[MATERIAL FOR THE TASK]
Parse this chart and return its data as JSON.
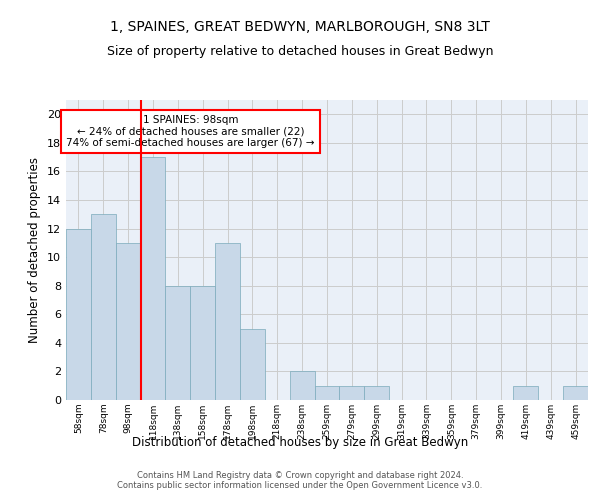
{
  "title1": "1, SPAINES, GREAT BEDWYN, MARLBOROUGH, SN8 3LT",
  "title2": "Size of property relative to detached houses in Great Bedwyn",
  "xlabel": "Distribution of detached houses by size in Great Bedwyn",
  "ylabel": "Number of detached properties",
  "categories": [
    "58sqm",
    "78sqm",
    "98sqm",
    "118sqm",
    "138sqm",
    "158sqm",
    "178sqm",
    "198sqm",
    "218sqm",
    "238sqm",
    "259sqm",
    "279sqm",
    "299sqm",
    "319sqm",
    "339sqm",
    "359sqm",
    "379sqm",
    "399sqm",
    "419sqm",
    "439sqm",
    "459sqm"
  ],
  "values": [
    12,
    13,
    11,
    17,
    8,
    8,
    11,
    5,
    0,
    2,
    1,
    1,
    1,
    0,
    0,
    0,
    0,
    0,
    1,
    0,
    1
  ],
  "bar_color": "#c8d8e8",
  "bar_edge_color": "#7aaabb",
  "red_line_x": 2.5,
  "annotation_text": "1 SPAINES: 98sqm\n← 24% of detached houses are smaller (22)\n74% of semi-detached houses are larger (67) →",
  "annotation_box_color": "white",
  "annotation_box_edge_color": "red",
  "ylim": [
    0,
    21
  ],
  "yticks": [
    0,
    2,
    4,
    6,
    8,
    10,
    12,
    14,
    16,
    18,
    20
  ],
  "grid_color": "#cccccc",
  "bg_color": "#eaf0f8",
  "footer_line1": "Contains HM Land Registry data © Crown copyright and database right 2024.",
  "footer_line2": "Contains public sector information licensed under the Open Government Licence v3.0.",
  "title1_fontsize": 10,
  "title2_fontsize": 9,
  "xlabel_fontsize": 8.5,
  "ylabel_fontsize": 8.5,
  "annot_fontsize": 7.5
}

[WHAT IS REQUIRED]
Repeat each record exactly, with the pictures left out.

[SOLUTION]
Parse this chart and return its data as JSON.
{
  "title1": "1, SPAINES, GREAT BEDWYN, MARLBOROUGH, SN8 3LT",
  "title2": "Size of property relative to detached houses in Great Bedwyn",
  "xlabel": "Distribution of detached houses by size in Great Bedwyn",
  "ylabel": "Number of detached properties",
  "categories": [
    "58sqm",
    "78sqm",
    "98sqm",
    "118sqm",
    "138sqm",
    "158sqm",
    "178sqm",
    "198sqm",
    "218sqm",
    "238sqm",
    "259sqm",
    "279sqm",
    "299sqm",
    "319sqm",
    "339sqm",
    "359sqm",
    "379sqm",
    "399sqm",
    "419sqm",
    "439sqm",
    "459sqm"
  ],
  "values": [
    12,
    13,
    11,
    17,
    8,
    8,
    11,
    5,
    0,
    2,
    1,
    1,
    1,
    0,
    0,
    0,
    0,
    0,
    1,
    0,
    1
  ],
  "bar_color": "#c8d8e8",
  "bar_edge_color": "#7aaabb",
  "red_line_x": 2.5,
  "annotation_text": "1 SPAINES: 98sqm\n← 24% of detached houses are smaller (22)\n74% of semi-detached houses are larger (67) →",
  "annotation_box_color": "white",
  "annotation_box_edge_color": "red",
  "ylim": [
    0,
    21
  ],
  "yticks": [
    0,
    2,
    4,
    6,
    8,
    10,
    12,
    14,
    16,
    18,
    20
  ],
  "grid_color": "#cccccc",
  "bg_color": "#eaf0f8",
  "footer_line1": "Contains HM Land Registry data © Crown copyright and database right 2024.",
  "footer_line2": "Contains public sector information licensed under the Open Government Licence v3.0.",
  "title1_fontsize": 10,
  "title2_fontsize": 9,
  "xlabel_fontsize": 8.5,
  "ylabel_fontsize": 8.5,
  "annot_fontsize": 7.5
}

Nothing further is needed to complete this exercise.